> Your instructions:
Repeat the listing in full, exactly as it stands.

[Saved entries]
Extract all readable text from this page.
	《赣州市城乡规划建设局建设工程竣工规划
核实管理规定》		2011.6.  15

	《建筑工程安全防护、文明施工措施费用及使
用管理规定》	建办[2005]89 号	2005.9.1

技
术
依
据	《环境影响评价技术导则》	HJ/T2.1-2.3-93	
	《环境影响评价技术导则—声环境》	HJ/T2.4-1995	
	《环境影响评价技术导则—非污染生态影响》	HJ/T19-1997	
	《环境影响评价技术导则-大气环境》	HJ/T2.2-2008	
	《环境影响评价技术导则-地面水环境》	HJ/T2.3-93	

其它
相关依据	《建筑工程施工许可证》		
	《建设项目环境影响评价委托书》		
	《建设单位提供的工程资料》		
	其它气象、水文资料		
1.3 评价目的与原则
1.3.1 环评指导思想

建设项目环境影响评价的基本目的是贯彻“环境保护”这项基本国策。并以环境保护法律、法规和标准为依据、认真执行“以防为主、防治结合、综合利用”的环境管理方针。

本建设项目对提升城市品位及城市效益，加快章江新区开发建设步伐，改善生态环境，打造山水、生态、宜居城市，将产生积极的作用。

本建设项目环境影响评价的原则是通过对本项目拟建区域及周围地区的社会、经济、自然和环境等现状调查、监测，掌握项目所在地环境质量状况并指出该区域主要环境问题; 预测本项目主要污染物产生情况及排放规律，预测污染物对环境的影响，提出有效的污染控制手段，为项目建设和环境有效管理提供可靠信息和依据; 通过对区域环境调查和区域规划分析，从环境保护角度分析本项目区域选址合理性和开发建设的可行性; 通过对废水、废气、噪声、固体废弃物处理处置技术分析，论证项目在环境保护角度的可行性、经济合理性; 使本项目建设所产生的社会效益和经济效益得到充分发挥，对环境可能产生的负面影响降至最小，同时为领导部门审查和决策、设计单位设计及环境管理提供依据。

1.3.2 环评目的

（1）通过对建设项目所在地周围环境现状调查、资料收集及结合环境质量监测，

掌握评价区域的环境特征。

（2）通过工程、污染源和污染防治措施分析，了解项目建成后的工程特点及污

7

> Result for this task:
Extract all readable text from this page.
	《赣州市城乡规划建设局建设工程竣工规划
核实管理规定》		2011.6.  15

	《建筑工程安全防护、文明施工措施费用及使
用管理规定》	建办[2005]89 号	2005.9.1

技
术
依
据	《环境影响评价技术导则》	HJ/T2.1-2.3-93	
	《环境影响评价技术导则—声环境》	HJ/T2.4-1995	
	《环境影响评价技术导则—非污染生态影响》	HJ/T19-1997	
	《环境影响评价技术导则-大气环境》	HJ/T2.2-2008	
	《环境影响评价技术导则-地面水环境》	HJ/T2.3-93	

其它
相关依据	《建筑工程施工许可证》		
	《建设项目环境影响评价委托书》		
	《建设单位提供的工程资料》		
	其它气象、水文资料		
1.3 评价目的与原则
1.3.1 环评指导思想

建设项目环境影响评价的基本目的是贯彻“环境保护”这项基本国策。并以环境保护法律、法规和标准为依据、认真执行“以防为主、防治结合、综合利用”的环境管理方针。

本建设项目对提升城市品位及城市效益，加快章江新区开发建设步伐，改善生态环境，打造山水、生态、宜居城市，将产生积极的作用。

本建设项目环境影响评价的原则是通过对本项目拟建区域及周围地区的社会、经济、自然和环境等现状调查、监测，掌握项目所在地环境质量状况并指出该区域主要环境问题; 预测本项目主要污染物产生情况及排放规律，预测污染物对环境的影响，提出有效的污染控制手段，为项目建设和环境有效管理提供可靠信息和依据; 通过对区域环境调查和区域规划分析，从环境保护角度分析本项目区域选址合理性和开发建设的可行性; 通过对废水、废气、噪声、固体废弃物处理处置技术分析，论证项目在环境保护角度的可行性、经济合理性; 使本项目建设所产生的社会效益和经济效益得到充分发挥，对环境可能产生的负面影响降至最小，同时为领导部门审查和决策、设计单位设计及环境管理提供依据。

1.3.2 环评目的

（1）通过对建设项目所在地周围环境现状调查、资料收集及结合环境质量监测，

掌握评价区域的环境特征。

（2）通过工程、污染源和污染防治措施分析，了解项目建成后的工程特点及污

7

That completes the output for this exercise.